- **PROBLEM STATEMENT**
Return each line containing "openness".

-------- DATA FOR THIS EXERCISE

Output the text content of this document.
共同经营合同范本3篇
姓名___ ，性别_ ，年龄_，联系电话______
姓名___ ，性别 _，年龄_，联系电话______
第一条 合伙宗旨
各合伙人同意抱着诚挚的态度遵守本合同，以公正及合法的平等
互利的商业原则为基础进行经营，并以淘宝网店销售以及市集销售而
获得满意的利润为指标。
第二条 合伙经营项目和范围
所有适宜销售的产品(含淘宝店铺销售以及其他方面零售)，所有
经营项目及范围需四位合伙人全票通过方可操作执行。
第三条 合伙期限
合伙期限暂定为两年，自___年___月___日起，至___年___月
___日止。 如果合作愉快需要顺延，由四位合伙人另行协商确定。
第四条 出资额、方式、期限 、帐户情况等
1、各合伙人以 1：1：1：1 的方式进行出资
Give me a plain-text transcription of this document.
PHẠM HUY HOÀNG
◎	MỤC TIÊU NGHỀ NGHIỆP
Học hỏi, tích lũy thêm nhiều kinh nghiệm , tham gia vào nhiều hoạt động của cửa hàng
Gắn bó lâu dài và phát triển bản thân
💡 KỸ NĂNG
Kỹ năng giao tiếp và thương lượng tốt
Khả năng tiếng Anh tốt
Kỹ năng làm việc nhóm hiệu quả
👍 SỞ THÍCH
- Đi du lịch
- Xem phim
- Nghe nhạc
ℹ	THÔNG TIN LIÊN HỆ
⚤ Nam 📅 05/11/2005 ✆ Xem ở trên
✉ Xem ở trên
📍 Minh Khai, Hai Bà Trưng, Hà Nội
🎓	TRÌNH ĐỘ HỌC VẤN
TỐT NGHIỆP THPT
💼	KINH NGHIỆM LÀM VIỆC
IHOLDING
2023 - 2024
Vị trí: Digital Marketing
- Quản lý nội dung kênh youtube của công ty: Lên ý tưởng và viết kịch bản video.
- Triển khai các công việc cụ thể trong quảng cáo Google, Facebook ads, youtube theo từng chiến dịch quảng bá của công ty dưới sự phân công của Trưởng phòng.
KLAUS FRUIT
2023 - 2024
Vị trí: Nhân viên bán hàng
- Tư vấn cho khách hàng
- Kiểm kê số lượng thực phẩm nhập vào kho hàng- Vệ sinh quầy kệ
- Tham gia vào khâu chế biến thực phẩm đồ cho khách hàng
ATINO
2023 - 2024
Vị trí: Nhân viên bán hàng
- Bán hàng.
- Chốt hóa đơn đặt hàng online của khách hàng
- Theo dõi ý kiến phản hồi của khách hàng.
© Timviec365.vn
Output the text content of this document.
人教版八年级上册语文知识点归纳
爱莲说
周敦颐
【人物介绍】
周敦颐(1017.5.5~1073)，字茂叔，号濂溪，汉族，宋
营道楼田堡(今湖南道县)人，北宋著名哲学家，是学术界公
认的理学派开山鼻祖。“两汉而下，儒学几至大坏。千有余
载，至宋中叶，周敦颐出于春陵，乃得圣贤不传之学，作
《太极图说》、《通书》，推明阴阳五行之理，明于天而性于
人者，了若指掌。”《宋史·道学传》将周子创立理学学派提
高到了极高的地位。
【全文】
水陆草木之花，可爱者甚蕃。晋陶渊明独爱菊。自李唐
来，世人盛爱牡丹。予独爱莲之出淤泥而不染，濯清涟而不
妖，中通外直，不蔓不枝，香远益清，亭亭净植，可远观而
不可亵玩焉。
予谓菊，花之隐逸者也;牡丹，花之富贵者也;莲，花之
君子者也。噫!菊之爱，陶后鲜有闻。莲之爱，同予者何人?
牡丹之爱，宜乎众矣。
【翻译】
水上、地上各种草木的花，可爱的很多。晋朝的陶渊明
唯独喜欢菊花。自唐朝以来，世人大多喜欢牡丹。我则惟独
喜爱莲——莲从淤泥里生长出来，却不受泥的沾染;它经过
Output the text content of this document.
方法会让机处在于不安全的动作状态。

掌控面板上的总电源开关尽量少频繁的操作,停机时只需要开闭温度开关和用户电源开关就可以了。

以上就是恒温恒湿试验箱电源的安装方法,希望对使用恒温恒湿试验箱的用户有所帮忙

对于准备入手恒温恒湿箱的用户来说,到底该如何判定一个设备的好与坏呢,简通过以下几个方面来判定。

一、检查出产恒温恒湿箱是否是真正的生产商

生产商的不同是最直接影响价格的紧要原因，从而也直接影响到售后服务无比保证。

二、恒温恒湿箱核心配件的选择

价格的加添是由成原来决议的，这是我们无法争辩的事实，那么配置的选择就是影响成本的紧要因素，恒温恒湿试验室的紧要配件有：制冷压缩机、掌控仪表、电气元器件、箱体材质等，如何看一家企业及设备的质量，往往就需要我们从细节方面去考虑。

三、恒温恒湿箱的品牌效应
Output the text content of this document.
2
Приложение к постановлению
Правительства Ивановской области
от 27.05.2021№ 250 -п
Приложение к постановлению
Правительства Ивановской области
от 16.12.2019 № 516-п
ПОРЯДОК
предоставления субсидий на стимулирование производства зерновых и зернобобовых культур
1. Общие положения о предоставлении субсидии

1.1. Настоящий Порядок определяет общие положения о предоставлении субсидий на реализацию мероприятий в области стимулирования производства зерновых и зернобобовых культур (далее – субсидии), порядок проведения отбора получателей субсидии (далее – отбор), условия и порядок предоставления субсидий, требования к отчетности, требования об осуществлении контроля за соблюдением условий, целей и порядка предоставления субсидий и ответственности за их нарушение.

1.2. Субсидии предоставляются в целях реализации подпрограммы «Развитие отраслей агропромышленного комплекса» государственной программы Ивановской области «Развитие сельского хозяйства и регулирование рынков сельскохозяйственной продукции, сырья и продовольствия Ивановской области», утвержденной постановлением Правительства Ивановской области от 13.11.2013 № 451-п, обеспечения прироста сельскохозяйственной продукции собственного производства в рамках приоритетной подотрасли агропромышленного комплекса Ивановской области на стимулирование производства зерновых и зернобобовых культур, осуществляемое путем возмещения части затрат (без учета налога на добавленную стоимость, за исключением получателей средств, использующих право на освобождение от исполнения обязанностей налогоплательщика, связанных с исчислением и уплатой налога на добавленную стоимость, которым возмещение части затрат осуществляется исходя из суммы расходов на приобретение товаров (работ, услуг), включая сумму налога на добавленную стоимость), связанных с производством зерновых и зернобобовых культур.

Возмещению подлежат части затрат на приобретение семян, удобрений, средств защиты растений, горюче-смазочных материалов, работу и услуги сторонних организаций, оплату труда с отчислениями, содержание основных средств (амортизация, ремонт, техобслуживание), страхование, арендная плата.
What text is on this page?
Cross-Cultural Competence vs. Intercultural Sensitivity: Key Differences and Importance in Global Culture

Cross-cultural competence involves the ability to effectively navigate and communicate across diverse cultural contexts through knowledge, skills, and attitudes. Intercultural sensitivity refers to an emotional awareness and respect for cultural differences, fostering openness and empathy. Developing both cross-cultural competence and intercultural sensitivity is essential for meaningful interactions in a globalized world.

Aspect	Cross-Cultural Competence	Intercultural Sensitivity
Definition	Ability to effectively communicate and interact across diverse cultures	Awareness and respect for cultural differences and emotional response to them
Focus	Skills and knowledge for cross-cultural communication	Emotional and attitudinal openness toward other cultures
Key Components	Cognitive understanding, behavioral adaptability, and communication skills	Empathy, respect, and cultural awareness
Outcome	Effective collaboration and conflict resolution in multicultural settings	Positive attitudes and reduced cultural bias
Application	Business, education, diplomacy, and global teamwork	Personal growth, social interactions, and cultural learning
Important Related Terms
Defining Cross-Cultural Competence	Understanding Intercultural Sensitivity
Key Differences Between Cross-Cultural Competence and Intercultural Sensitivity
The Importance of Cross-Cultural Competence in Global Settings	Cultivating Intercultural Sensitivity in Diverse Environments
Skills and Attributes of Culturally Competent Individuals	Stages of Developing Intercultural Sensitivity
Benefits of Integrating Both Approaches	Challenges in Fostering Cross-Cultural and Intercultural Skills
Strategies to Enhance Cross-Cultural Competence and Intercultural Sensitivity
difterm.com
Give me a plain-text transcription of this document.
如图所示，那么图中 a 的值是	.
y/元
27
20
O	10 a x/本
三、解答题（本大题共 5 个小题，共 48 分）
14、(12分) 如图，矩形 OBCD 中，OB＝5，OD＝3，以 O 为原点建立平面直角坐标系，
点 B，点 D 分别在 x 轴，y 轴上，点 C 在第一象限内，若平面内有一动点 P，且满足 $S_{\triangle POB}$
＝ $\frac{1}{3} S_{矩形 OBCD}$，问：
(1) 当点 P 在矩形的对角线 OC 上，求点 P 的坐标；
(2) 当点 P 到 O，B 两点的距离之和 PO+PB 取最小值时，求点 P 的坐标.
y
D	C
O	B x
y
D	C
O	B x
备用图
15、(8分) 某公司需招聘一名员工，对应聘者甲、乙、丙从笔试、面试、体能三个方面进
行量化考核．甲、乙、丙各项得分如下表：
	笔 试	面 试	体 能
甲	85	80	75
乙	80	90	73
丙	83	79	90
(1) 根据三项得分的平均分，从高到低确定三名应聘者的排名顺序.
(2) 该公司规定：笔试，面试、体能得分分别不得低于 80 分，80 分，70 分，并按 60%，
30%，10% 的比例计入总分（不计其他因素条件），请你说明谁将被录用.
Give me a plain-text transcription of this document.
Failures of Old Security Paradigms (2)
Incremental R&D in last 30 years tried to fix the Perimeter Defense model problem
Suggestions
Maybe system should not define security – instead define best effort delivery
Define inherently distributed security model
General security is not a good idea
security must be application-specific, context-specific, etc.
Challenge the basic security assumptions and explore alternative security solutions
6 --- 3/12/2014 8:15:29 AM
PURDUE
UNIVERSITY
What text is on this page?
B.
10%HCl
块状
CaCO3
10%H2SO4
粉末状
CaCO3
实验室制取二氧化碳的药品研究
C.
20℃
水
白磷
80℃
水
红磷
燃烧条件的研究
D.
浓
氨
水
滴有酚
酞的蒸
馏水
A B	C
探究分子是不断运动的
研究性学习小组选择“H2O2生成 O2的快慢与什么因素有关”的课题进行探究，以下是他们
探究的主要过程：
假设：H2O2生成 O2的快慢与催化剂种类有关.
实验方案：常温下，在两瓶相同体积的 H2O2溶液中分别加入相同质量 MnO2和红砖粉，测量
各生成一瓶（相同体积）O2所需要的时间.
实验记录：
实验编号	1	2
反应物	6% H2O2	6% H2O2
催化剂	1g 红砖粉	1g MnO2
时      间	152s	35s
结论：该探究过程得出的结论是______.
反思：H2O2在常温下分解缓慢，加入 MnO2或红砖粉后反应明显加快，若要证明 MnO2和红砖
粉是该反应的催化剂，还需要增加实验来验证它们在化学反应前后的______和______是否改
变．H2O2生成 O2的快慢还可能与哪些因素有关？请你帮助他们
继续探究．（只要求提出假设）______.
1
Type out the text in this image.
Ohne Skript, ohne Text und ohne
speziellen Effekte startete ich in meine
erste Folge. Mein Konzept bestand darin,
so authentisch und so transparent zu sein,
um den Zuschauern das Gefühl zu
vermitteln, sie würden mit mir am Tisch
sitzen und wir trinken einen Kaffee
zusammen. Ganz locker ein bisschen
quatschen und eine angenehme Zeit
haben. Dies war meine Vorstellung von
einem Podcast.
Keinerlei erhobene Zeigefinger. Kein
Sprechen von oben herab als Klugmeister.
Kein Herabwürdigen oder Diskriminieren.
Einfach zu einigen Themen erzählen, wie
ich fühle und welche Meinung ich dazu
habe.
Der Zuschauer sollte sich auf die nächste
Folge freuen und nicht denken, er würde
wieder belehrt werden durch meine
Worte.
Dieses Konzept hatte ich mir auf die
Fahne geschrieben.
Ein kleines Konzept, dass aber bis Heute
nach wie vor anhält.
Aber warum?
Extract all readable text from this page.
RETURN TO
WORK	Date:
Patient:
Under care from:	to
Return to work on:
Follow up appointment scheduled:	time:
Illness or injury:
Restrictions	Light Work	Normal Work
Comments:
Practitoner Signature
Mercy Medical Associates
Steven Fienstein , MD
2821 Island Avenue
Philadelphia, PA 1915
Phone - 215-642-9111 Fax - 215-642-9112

----------------

- **SOLUTION FOR THIS TASK**
Cross-cultural competence involves the ability to effectively navigate and communicate across diverse cultural contexts through knowledge, skills, and attitudes. Intercultural sensitivity refers to an emotional awareness and respect for cultural differences, fostering openness and empathy. Developing both cross-cultural competence and intercultural sensitivity is essential for meaningful interactions in a globalized world.
Focus	Skills and knowledge for cross-cultural communication	Emotional and attitudinal openness toward other cultures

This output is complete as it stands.